Dataset entries
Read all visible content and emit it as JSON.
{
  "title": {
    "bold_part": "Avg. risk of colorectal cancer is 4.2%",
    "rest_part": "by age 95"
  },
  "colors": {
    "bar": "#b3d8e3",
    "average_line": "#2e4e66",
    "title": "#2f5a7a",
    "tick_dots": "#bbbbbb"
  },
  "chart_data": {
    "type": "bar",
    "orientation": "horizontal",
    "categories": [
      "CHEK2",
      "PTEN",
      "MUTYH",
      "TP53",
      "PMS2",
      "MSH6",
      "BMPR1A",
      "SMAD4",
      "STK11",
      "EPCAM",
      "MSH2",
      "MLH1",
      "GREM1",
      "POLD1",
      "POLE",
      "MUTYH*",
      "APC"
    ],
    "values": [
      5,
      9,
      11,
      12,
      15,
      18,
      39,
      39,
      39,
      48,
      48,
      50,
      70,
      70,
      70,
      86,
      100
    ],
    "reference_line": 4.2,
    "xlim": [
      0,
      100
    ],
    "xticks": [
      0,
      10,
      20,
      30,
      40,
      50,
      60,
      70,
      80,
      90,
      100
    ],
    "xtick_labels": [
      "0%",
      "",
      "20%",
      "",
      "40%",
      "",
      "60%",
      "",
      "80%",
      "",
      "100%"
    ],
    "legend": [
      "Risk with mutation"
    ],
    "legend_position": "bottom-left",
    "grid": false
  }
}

▶ **Exercise brief**: From the records above, extract every entry exactly as given.

▶ **Problem solution**:
Read all visible content and emit it as JSON.
{
  "title": {
    "bold_part": "Avg. risk of colorectal cancer is 4.2%",
    "rest_part": "by age 95"
  },
  "colors": {
    "bar": "#b3d8e3",
    "average_line": "#2e4e66",
    "title": "#2f5a7a",
    "tick_dots": "#bbbbbb"
  },
  "chart_data": {
    "type": "bar",
    "orientation": "horizontal",
    "categories": [
      "CHEK2",
      "PTEN",
      "MUTYH",
      "TP53",
      "PMS2",
      "MSH6",
      "BMPR1A",
      "SMAD4",
      "STK11",
      "EPCAM",
      "MSH2",
      "MLH1",
      "GREM1",
      "POLD1",
      "POLE",
      "MUTYH*",
      "APC"
    ],
    "values": [
      5,
      9,
      11,
      12,
      15,
      18,
      39,
      39,
      39,
      48,
      48,
      50,
      70,
      70,
      70,
      86,
      100
    ],
    "reference_line": 4.2,
    "xlim": [
      0,
      100
    ],
    "xticks": [
      0,
      10,
      20,
      30,
      40,
      50,
      60,
      70,
      80,
      90,
      100
    ],
    "xtick_labels": [
      "0%",
      "",
      "20%",
      "",
      "40%",
      "",
      "60%",
      "",
      "80%",
      "",
      "100%"
    ],
    "legend": [
      "Risk with mutation"
    ],
    "legend_position": "bottom-left",
    "grid": false
  }
}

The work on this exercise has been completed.